*What is expected*
Locate the lines of the listing below that hold "level", then copy each of them.

*Extracted entries*
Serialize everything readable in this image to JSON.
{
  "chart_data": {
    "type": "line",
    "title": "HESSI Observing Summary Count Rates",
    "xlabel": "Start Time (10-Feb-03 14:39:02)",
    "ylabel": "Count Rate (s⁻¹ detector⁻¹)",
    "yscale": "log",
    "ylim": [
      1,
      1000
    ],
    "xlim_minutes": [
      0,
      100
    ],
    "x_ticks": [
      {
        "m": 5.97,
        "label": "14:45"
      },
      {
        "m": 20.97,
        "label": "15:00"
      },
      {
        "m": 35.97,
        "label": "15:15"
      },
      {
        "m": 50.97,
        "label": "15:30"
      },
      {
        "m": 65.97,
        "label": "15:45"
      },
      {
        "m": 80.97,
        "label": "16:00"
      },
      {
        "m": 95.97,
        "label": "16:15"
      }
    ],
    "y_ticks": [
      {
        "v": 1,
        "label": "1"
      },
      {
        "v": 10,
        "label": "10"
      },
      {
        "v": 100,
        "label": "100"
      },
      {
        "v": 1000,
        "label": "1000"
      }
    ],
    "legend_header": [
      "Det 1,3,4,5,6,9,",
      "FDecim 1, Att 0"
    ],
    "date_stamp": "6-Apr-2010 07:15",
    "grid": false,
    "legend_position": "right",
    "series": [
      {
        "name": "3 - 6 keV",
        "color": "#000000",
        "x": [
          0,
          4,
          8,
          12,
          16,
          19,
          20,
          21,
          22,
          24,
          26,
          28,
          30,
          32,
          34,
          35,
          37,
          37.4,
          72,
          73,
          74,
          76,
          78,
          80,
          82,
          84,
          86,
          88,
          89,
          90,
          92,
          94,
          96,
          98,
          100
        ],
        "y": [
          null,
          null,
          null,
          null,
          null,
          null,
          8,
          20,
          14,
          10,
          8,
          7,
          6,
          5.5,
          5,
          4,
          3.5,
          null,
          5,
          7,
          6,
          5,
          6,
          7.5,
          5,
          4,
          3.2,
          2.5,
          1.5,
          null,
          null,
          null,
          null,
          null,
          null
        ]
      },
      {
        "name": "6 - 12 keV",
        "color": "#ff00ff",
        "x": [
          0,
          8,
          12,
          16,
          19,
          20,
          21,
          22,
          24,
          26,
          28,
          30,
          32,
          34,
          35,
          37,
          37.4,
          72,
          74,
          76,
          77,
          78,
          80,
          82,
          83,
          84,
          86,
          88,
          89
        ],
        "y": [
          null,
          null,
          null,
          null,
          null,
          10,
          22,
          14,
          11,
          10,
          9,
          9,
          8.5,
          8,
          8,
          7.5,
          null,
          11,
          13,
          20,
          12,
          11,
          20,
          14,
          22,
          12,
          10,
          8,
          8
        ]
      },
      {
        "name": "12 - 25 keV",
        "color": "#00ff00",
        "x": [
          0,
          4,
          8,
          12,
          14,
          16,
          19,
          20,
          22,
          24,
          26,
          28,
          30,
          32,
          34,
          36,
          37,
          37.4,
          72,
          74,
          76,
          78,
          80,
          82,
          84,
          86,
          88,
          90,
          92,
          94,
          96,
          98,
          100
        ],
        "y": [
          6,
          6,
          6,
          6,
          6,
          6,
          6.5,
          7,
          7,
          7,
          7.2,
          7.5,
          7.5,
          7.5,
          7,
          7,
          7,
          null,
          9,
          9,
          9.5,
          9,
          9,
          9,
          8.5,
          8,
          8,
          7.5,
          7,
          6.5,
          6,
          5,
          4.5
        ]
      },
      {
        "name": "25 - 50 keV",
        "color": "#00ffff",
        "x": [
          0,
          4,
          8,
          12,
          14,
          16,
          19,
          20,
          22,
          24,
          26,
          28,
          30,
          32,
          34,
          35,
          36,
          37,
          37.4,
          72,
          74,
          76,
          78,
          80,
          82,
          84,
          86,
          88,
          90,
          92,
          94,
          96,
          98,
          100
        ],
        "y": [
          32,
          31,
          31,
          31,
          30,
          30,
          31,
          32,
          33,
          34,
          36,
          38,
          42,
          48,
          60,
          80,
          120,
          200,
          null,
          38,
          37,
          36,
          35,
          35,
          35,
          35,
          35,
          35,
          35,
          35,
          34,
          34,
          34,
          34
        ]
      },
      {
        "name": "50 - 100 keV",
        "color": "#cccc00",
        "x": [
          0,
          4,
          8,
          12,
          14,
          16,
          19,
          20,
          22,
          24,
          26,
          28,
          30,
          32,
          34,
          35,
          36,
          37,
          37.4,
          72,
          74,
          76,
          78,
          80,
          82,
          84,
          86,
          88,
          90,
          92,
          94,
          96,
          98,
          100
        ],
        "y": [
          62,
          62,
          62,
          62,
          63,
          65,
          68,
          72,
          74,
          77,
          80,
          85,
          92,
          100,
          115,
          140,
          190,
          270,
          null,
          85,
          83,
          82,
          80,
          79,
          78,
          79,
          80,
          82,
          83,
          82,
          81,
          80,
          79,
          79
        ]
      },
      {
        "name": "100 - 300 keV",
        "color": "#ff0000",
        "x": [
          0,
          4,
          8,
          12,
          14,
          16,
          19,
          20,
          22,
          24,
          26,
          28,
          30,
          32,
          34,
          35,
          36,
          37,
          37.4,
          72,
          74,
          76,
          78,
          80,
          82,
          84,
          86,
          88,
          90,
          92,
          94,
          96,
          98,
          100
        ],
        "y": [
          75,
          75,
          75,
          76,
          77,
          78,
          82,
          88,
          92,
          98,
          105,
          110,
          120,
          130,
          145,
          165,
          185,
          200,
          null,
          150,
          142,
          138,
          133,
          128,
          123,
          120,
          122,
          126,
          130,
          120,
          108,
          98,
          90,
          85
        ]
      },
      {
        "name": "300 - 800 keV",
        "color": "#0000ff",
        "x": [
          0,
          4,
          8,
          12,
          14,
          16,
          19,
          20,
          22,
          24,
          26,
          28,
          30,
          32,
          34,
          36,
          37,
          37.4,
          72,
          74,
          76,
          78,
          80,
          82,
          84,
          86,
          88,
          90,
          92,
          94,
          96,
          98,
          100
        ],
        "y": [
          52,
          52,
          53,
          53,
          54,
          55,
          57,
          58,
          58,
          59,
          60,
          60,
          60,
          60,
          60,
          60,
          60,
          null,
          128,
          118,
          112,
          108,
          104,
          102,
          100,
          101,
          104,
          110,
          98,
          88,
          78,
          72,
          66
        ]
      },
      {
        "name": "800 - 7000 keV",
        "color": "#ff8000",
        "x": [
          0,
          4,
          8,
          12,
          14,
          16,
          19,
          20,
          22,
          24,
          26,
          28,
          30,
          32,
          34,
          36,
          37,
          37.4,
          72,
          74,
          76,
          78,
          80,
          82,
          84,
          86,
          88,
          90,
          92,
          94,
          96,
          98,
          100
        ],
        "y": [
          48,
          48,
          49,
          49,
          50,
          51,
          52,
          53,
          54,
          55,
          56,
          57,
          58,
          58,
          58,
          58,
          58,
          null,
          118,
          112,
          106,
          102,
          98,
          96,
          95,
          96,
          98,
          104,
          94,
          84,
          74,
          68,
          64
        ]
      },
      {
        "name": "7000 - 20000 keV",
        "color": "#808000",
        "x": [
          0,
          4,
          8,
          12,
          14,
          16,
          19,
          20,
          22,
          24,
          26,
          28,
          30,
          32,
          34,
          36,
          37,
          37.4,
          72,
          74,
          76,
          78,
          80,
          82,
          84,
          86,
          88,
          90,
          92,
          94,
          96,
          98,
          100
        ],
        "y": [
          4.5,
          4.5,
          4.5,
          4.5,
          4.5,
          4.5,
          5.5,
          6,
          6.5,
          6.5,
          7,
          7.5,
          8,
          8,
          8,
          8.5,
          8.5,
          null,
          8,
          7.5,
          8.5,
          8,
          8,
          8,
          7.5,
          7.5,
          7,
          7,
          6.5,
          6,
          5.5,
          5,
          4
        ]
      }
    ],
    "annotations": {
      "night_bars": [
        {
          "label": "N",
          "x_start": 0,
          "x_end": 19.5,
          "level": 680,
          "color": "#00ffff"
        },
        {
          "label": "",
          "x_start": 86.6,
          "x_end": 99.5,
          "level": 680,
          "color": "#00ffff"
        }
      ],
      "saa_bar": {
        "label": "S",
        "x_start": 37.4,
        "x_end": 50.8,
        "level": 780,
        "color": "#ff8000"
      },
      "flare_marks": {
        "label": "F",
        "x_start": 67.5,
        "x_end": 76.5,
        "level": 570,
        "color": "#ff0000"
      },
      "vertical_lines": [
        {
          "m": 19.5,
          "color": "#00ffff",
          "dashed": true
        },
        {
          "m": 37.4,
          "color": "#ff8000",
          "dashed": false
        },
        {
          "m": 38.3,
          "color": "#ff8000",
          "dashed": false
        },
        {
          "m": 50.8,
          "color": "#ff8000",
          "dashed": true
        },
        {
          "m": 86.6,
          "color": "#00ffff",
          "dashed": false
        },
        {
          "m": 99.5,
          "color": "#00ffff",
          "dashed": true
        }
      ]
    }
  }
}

*Final result*
          "level": 680,
          "level": 680,
        "level": 780,
        "level": 570,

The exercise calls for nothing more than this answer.